# START OF Information given

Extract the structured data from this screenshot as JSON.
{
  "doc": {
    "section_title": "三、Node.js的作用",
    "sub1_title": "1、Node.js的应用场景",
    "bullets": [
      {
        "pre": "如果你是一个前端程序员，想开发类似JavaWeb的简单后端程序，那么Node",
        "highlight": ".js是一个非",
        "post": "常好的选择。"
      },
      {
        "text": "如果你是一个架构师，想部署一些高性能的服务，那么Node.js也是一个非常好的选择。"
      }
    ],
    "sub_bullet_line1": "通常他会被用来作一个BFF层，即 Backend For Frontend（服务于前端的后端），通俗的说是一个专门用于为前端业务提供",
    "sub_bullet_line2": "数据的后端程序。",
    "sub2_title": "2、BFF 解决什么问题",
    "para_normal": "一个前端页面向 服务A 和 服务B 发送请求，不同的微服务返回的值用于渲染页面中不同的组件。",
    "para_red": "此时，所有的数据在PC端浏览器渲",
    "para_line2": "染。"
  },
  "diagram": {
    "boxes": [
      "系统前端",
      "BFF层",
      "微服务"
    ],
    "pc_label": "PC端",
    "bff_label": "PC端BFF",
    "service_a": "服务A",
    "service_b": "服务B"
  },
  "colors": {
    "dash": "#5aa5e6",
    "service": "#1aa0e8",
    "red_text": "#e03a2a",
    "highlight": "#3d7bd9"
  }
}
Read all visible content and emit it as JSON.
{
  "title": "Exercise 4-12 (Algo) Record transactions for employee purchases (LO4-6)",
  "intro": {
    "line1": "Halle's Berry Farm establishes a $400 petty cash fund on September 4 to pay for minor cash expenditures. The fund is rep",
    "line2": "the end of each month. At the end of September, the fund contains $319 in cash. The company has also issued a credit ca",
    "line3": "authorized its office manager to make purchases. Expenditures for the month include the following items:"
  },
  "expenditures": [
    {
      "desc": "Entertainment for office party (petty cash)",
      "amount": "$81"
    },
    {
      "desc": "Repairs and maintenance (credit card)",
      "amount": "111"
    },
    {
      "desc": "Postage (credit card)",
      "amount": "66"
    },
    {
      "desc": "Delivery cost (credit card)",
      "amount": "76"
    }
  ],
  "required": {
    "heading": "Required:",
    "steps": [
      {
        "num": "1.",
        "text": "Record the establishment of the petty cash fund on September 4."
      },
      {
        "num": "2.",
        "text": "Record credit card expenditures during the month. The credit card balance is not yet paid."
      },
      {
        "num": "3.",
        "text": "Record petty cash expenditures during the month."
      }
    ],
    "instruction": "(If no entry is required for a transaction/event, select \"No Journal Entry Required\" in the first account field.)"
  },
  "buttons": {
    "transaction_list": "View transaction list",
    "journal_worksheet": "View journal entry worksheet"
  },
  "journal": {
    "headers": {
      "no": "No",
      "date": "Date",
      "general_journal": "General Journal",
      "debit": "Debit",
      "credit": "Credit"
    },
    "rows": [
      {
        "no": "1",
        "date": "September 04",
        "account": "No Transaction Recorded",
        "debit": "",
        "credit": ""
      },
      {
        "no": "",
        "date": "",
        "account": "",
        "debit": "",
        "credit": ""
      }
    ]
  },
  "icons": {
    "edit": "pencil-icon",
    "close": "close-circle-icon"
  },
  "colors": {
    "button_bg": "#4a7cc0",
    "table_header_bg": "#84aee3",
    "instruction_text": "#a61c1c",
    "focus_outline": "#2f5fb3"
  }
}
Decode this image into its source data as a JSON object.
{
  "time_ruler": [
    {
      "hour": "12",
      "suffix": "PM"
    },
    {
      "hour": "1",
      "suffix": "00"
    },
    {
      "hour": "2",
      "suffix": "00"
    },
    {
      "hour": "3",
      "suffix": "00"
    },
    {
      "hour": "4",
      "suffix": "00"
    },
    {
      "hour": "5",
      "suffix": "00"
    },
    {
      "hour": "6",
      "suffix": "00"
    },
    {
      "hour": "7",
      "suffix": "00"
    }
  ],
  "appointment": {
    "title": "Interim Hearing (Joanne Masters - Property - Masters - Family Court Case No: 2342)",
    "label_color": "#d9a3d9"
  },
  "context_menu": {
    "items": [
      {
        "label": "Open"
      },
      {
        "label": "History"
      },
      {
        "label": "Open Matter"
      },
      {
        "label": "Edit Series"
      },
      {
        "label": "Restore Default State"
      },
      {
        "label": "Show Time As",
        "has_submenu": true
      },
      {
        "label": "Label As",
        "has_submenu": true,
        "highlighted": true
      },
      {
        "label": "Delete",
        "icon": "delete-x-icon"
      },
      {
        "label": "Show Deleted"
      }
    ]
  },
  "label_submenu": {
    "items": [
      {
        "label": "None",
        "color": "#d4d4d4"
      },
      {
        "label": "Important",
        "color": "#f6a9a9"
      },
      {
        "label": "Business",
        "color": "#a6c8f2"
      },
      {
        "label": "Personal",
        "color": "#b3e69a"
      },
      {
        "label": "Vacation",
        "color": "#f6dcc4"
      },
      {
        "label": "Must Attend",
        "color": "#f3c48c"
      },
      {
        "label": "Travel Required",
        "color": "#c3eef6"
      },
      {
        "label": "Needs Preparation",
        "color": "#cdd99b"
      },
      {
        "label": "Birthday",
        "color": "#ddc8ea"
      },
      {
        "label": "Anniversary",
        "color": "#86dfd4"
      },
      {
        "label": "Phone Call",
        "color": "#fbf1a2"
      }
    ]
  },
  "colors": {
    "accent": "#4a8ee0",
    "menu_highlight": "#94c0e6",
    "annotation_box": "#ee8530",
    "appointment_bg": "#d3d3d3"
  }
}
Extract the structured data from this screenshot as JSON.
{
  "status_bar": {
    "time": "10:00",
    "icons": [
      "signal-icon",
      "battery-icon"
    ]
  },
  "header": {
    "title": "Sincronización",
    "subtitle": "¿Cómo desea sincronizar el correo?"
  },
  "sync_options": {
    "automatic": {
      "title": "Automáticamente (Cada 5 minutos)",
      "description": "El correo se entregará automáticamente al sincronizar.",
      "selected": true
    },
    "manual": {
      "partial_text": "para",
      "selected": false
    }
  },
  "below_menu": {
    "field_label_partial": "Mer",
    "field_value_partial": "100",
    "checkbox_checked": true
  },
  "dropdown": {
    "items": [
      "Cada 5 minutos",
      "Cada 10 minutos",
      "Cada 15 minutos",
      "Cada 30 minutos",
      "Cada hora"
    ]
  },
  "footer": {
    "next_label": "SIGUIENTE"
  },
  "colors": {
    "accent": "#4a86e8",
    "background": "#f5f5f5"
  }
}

# END OF Information given

To be done: Every record above should be copied exactly.

Solved exercise:
Extract the structured data from this screenshot as JSON.
{
  "doc": {
    "section_title": "三、Node.js的作用",
    "sub1_title": "1、Node.js的应用场景",
    "bullets": [
      {
        "pre": "如果你是一个前端程序员，想开发类似JavaWeb的简单后端程序，那么Node",
        "highlight": ".js是一个非",
        "post": "常好的选择。"
      },
      {
        "text": "如果你是一个架构师，想部署一些高性能的服务，那么Node.js也是一个非常好的选择。"
      }
    ],
    "sub_bullet_line1": "通常他会被用来作一个BFF层，即 Backend For Frontend（服务于前端的后端），通俗的说是一个专门用于为前端业务提供",
    "sub_bullet_line2": "数据的后端程序。",
    "sub2_title": "2、BFF 解决什么问题",
    "para_normal": "一个前端页面向 服务A 和 服务B 发送请求，不同的微服务返回的值用于渲染页面中不同的组件。",
    "para_red": "此时，所有的数据在PC端浏览器渲",
    "para_line2": "染。"
  },
  "diagram": {
    "boxes": [
      "系统前端",
      "BFF层",
      "微服务"
    ],
    "pc_label": "PC端",
    "bff_label": "PC端BFF",
    "service_a": "服务A",
    "service_b": "服务B"
  },
  "colors": {
    "dash": "#5aa5e6",
    "service": "#1aa0e8",
    "red_text": "#e03a2a",
    "highlight": "#3d7bd9"
  }
}
Read all visible content and emit it as JSON.
{
  "title": "Exercise 4-12 (Algo) Record transactions for employee purchases (LO4-6)",
  "intro": {
    "line1": "Halle's Berry Farm establishes a $400 petty cash fund on September 4 to pay for minor cash expenditures. The fund is rep",
    "line2": "the end of each month. At the end of September, the fund contains $319 in cash. The company has also issued a credit ca",
    "line3": "authorized its office manager to make purchases. Expenditures for the month include the following items:"
  },
  "expenditures": [
    {
      "desc": "Entertainment for office party (petty cash)",
      "amount": "$81"
    },
    {
      "desc": "Repairs and maintenance (credit card)",
      "amount": "111"
    },
    {
      "desc": "Postage (credit card)",
      "amount": "66"
    },
    {
      "desc": "Delivery cost (credit card)",
      "amount": "76"
    }
  ],
  "required": {
    "heading": "Required:",
    "steps": [
      {
        "num": "1.",
        "text": "Record the establishment of the petty cash fund on September 4."
      },
      {
        "num": "2.",
        "text": "Record credit card expenditures during the month. The credit card balance is not yet paid."
      },
      {
        "num": "3.",
        "text": "Record petty cash expenditures during the month."
      }
    ],
    "instruction": "(If no entry is required for a transaction/event, select \"No Journal Entry Required\" in the first account field.)"
  },
  "buttons": {
    "transaction_list": "View transaction list",
    "journal_worksheet": "View journal entry worksheet"
  },
  "journal": {
    "headers": {
      "no": "No",
      "date": "Date",
      "general_journal": "General Journal",
      "debit": "Debit",
      "credit": "Credit"
    },
    "rows": [
      {
        "no": "1",
        "date": "September 04",
        "account": "No Transaction Recorded",
        "debit": "",
        "credit": ""
      },
      {
        "no": "",
        "date": "",
        "account": "",
        "debit": "",
        "credit": ""
      }
    ]
  },
  "icons": {
    "edit": "pencil-icon",
    "close": "close-circle-icon"
  },
  "colors": {
    "button_bg": "#4a7cc0",
    "table_header_bg": "#84aee3",
    "instruction_text": "#a61c1c",
    "focus_outline": "#2f5fb3"
  }
}
Decode this image into its source data as a JSON object.
{
  "time_ruler": [
    {
      "hour": "12",
      "suffix": "PM"
    },
    {
      "hour": "1",
      "suffix": "00"
    },
    {
      "hour": "2",
      "suffix": "00"
    },
    {
      "hour": "3",
      "suffix": "00"
    },
    {
      "hour": "4",
      "suffix": "00"
    },
    {
      "hour": "5",
      "suffix": "00"
    },
    {
      "hour": "6",
      "suffix": "00"
    },
    {
      "hour": "7",
      "suffix": "00"
    }
  ],
  "appointment": {
    "title": "Interim Hearing (Joanne Masters - Property - Masters - Family Court Case No: 2342)",
    "label_color": "#d9a3d9"
  },
  "context_menu": {
    "items": [
      {
        "label": "Open"
      },
      {
        "label": "History"
      },
      {
        "label": "Open Matter"
      },
      {
        "label": "Edit Series"
      },
      {
        "label": "Restore Default State"
      },
      {
        "label": "Show Time As",
        "has_submenu": true
      },
      {
        "label": "Label As",
        "has_submenu": true,
        "highlighted": true
      },
      {
        "label": "Delete",
        "icon": "delete-x-icon"
      },
      {
        "label": "Show Deleted"
      }
    ]
  },
  "label_submenu": {
    "items": [
      {
        "label": "None",
        "color": "#d4d4d4"
      },
      {
        "label": "Important",
        "color": "#f6a9a9"
      },
      {
        "label": "Business",
        "color": "#a6c8f2"
      },
      {
        "label": "Personal",
        "color": "#b3e69a"
      },
      {
        "label": "Vacation",
        "color": "#f6dcc4"
      },
      {
        "label": "Must Attend",
        "color": "#f3c48c"
      },
      {
        "label": "Travel Required",
        "color": "#c3eef6"
      },
      {
        "label": "Needs Preparation",
        "color": "#cdd99b"
      },
      {
        "label": "Birthday",
        "color": "#ddc8ea"
      },
      {
        "label": "Anniversary",
        "color": "#86dfd4"
      },
      {
        "label": "Phone Call",
        "color": "#fbf1a2"
      }
    ]
  },
  "colors": {
    "accent": "#4a8ee0",
    "menu_highlight": "#94c0e6",
    "annotation_box": "#ee8530",
    "appointment_bg": "#d3d3d3"
  }
}
Extract the structured data from this screenshot as JSON.
{
  "status_bar": {
    "time": "10:00",
    "icons": [
      "signal-icon",
      "battery-icon"
    ]
  },
  "header": {
    "title": "Sincronización",
    "subtitle": "¿Cómo desea sincronizar el correo?"
  },
  "sync_options": {
    "automatic": {
      "title": "Automáticamente (Cada 5 minutos)",
      "description": "El correo se entregará automáticamente al sincronizar.",
      "selected": true
    },
    "manual": {
      "partial_text": "para",
      "selected": false
    }
  },
  "below_menu": {
    "field_label_partial": "Mer",
    "field_value_partial": "100",
    "checkbox_checked": true
  },
  "dropdown": {
    "items": [
      "Cada 5 minutos",
      "Cada 10 minutos",
      "Cada 15 minutos",
      "Cada 30 minutos",
      "Cada hora"
    ]
  },
  "footer": {
    "next_label": "SIGUIENTE"
  },
  "colors": {
    "accent": "#4a86e8",
    "background": "#f5f5f5"
  }
}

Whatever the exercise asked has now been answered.